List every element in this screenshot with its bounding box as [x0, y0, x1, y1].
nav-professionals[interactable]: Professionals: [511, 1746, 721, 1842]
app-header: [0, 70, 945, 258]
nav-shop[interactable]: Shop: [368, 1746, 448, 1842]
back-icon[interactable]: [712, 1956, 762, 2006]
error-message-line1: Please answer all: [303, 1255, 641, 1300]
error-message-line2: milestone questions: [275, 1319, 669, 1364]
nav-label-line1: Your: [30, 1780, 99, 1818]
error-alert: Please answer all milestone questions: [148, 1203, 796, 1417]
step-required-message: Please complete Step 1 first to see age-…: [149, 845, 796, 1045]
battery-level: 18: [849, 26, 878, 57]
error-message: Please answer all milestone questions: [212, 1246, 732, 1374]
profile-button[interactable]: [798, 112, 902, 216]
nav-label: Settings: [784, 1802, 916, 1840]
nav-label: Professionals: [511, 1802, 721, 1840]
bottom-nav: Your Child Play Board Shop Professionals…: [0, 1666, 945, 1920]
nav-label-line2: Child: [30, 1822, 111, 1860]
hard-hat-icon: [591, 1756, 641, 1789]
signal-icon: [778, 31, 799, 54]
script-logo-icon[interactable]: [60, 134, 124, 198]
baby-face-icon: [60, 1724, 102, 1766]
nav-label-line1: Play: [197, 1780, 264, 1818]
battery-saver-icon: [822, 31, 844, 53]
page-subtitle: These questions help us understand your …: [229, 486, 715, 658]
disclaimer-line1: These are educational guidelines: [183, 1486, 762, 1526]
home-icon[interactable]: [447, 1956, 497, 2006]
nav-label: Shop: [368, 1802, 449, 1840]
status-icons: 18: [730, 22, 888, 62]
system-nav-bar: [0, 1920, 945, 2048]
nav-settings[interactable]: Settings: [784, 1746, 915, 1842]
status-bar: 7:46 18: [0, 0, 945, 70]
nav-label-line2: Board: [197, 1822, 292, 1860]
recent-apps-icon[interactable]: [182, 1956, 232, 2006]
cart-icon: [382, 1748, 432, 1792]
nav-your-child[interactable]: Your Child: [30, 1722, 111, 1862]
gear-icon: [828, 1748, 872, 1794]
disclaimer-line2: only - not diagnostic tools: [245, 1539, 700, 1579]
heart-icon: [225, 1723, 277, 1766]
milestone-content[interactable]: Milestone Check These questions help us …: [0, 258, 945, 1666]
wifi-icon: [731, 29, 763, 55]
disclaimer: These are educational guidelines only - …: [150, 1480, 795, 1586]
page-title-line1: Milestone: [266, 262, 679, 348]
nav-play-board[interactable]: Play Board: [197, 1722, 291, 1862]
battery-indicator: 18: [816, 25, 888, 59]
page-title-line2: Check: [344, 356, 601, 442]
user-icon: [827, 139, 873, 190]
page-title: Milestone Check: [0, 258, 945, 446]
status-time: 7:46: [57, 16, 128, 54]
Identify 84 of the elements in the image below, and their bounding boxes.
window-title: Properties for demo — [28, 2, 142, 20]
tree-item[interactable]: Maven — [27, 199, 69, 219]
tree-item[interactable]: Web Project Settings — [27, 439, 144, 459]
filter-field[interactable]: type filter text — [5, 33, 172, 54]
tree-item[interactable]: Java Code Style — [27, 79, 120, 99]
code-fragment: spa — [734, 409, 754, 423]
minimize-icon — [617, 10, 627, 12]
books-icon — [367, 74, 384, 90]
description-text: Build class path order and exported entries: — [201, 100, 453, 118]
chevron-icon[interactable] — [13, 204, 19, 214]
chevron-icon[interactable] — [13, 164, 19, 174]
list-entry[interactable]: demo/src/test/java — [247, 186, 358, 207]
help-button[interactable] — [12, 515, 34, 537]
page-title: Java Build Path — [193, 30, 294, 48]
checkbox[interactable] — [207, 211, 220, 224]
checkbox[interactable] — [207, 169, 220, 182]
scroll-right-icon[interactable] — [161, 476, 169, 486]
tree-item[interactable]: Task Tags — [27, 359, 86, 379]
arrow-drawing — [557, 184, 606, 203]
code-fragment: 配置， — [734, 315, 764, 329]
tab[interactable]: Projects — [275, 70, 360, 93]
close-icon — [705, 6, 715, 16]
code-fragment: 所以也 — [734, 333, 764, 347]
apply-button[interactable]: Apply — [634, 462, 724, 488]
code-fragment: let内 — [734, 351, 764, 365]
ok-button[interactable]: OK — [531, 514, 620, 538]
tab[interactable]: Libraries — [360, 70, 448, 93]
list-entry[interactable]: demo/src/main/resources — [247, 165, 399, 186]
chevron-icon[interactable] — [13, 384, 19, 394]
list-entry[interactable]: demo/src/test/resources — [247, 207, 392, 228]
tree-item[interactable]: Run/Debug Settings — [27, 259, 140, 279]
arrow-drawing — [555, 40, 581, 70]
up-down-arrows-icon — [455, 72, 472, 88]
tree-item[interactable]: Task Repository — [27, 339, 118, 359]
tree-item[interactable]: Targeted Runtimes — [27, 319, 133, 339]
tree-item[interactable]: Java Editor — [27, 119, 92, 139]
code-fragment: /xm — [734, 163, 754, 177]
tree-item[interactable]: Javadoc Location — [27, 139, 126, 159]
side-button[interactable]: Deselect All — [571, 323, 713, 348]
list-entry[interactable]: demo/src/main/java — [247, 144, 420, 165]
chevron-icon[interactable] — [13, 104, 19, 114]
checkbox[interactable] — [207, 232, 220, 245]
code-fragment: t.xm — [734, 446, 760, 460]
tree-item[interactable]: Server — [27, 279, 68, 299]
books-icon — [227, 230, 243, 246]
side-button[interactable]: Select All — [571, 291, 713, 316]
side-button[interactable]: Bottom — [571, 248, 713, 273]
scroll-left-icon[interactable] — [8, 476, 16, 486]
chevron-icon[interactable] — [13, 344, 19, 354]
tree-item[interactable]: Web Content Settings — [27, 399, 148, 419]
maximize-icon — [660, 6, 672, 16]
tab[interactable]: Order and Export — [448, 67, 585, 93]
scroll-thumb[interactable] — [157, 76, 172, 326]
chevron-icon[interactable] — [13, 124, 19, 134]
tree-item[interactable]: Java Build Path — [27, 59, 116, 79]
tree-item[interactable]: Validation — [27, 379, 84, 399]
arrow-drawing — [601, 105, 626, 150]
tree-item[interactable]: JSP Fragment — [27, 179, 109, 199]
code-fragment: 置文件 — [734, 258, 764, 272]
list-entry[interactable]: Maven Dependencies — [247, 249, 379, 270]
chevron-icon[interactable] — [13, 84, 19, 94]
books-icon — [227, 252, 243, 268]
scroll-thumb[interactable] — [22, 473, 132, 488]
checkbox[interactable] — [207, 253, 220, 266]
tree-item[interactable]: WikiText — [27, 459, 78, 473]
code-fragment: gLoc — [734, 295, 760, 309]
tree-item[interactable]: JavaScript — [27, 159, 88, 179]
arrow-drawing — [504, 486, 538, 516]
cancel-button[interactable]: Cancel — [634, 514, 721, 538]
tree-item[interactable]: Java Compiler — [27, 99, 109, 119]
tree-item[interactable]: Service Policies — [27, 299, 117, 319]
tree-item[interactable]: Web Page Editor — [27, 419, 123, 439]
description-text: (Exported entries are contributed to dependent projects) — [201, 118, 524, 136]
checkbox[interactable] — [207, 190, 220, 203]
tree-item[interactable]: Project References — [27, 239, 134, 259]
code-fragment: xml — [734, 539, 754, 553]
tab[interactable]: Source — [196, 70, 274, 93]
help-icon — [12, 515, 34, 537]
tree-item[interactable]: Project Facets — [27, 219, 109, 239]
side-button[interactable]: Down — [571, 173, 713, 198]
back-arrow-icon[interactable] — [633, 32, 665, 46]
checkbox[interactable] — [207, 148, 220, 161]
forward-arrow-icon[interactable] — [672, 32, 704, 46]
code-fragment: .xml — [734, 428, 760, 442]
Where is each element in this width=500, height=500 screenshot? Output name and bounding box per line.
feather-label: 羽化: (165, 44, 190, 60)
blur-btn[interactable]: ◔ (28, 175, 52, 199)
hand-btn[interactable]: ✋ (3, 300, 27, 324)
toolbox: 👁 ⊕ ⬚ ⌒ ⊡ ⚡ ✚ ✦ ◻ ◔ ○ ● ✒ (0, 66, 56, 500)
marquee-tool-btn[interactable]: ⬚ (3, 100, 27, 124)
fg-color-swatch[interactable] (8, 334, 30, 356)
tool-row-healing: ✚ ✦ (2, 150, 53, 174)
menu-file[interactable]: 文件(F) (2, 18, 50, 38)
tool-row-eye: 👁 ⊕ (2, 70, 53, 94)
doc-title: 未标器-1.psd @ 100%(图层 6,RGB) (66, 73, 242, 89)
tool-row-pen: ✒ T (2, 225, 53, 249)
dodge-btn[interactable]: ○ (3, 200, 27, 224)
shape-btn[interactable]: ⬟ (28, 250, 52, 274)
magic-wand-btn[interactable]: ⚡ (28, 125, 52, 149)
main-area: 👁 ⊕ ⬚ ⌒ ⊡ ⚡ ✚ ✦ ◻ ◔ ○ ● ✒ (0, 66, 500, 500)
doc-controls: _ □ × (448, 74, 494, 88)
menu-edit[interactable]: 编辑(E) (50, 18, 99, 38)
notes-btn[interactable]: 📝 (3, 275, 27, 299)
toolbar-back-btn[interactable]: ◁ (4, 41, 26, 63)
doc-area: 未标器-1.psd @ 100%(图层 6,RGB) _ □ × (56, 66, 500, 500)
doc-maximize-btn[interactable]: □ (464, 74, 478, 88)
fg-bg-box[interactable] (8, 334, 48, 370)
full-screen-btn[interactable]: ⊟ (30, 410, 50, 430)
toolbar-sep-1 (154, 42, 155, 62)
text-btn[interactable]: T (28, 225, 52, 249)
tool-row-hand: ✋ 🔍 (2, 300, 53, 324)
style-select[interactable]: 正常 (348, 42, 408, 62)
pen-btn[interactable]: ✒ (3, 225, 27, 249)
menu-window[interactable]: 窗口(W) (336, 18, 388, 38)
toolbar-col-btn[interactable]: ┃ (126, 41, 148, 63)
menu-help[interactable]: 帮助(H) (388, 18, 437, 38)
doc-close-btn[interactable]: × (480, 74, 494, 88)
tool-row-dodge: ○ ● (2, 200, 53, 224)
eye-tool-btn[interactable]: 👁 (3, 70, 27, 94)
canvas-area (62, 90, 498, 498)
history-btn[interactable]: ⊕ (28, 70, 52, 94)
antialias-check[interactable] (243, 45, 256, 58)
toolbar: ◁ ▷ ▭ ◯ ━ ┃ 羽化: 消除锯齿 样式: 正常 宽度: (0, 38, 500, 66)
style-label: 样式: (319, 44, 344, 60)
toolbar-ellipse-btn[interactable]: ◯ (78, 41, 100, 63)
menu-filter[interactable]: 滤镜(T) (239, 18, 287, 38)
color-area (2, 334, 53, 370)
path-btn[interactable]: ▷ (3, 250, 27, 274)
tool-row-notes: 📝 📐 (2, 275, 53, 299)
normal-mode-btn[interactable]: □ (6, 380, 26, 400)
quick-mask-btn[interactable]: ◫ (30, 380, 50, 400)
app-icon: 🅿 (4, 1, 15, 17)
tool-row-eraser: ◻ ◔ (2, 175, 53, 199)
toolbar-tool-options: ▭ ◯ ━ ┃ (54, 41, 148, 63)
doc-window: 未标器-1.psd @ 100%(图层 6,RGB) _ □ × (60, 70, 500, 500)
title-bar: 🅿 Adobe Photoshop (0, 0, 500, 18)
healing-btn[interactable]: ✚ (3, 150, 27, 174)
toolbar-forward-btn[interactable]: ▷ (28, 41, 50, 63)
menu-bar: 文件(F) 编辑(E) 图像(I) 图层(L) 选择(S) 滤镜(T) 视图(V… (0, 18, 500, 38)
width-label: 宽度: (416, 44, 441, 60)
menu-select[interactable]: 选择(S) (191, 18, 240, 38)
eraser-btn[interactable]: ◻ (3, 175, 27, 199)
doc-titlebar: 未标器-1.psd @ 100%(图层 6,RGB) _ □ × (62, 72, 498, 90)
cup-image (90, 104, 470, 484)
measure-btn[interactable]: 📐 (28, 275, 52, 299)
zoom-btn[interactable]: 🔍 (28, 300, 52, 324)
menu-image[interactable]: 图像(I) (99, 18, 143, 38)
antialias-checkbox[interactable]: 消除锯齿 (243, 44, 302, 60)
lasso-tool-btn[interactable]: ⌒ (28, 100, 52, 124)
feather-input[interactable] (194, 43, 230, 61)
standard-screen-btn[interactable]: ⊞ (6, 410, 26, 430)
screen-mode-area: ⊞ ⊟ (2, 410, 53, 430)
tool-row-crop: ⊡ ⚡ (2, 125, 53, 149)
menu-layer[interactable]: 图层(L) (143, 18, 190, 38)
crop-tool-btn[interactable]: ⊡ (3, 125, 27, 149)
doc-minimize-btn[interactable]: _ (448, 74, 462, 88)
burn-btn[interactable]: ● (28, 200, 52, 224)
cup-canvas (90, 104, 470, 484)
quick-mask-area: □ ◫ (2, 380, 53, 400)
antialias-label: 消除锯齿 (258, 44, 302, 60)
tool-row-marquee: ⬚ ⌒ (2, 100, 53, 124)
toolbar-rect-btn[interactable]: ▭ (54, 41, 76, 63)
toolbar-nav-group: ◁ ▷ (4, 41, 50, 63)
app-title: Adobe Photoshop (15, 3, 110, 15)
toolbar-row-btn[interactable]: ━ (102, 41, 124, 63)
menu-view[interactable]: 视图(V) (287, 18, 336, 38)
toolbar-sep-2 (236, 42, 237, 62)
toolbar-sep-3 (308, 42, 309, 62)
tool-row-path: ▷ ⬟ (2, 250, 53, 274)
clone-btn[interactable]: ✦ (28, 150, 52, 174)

◇ ◇ ◇ ◇ ◇ ◇ ◇

Copy out the listing word for word, starting with its first line and going on through the line with "back-icon[interactable]: [712, 1956, 762, 2006]".

▶ _Solved exercise_:
List every element in this screenshot with its bounding box as [x0, y0, x1, y1].
nav-professionals[interactable]: Professionals: [511, 1746, 721, 1842]
app-header: [0, 70, 945, 258]
nav-shop[interactable]: Shop: [368, 1746, 448, 1842]
back-icon[interactable]: [712, 1956, 762, 2006]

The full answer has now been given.